Each line that holds the word "this" counts once; give the total for the records below and nothing else.

→ **Exercise material**
[Begin]

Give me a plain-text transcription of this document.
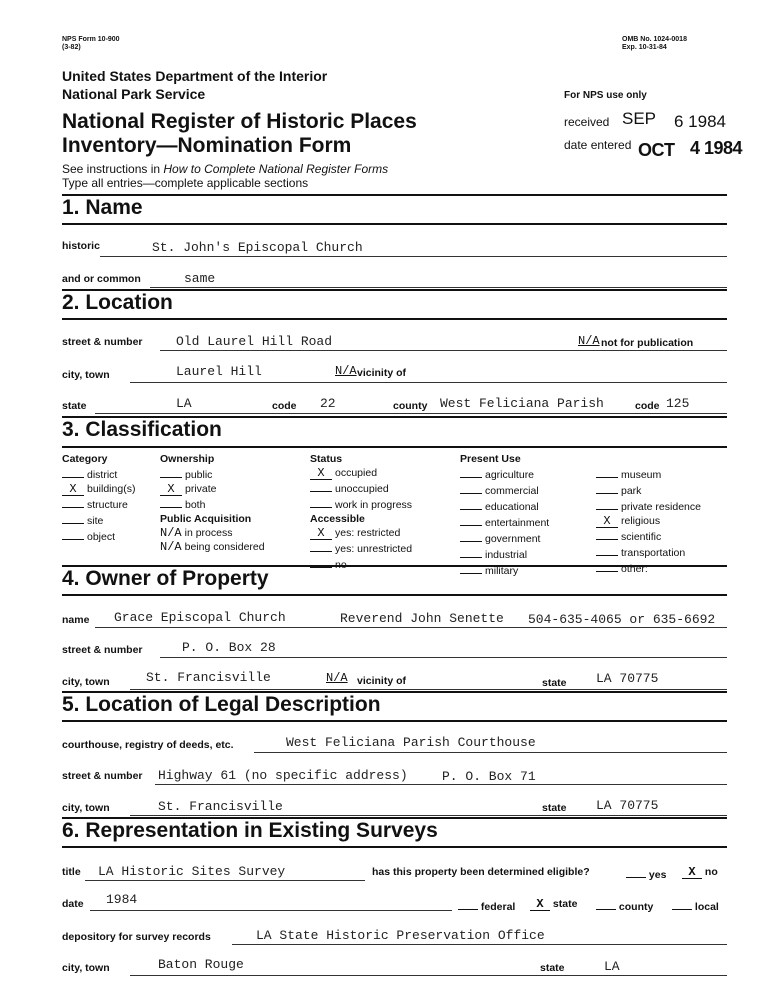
NPS Form 10-900
(3-82)
OMB No. 1024-0018
Exp. 10-31-84
United States Department of the Interior
National Park Service
National Register of Historic Places
Inventory—Nomination Form
See instructions in How to Complete National Register Forms
Type all entries—complete applicable sections
For NPS use only
received SEP 6 1984
date entered OCT 4 1984
1. Name
historic	St. John's Episcopal Church
and or common	same
2. Location
street & number	Old Laurel Hill Road	N/A not for publication
city, town	Laurel Hill	N/A vicinity of
state	LA	code 22	county West Feliciana Parish	code 125
3. Classification
Category
district
X building(s)
structure
site
object
Ownership
public
X private
both
Public Acquisition
N/A in process
N/A being considered
Status
X occupied
unoccupied
work in progress
Accessible
X yes: restricted
yes: unrestricted
no
Present Use
agriculture
commercial
educational
entertainment
government
industrial
military
museum
park
private residence
X religious
scientific
transportation
other:
4. Owner of Property
name Grace Episcopal Church	Reverend John Senette 504-635-4065 or 635-6692
street & number	P. O. Box 28
city, town	St. Francisville	N/A vicinity of	state LA 70775
5. Location of Legal Description
courthouse, registry of deeds, etc.	West Feliciana Parish Courthouse
street & number Highway 61 (no specific address)	P. O. Box 71
city, town	St. Francisville	state LA 70775
6. Representation in Existing Surveys
title LA Historic Sites Survey	has this property been determined eligible?	yes	X no
date 1984	federal	X state	county	local
depository for survey records	LA State Historic Preservation Office
city, town	Baton Rouge	state	LA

[End]

→ **Output of the exercise**
2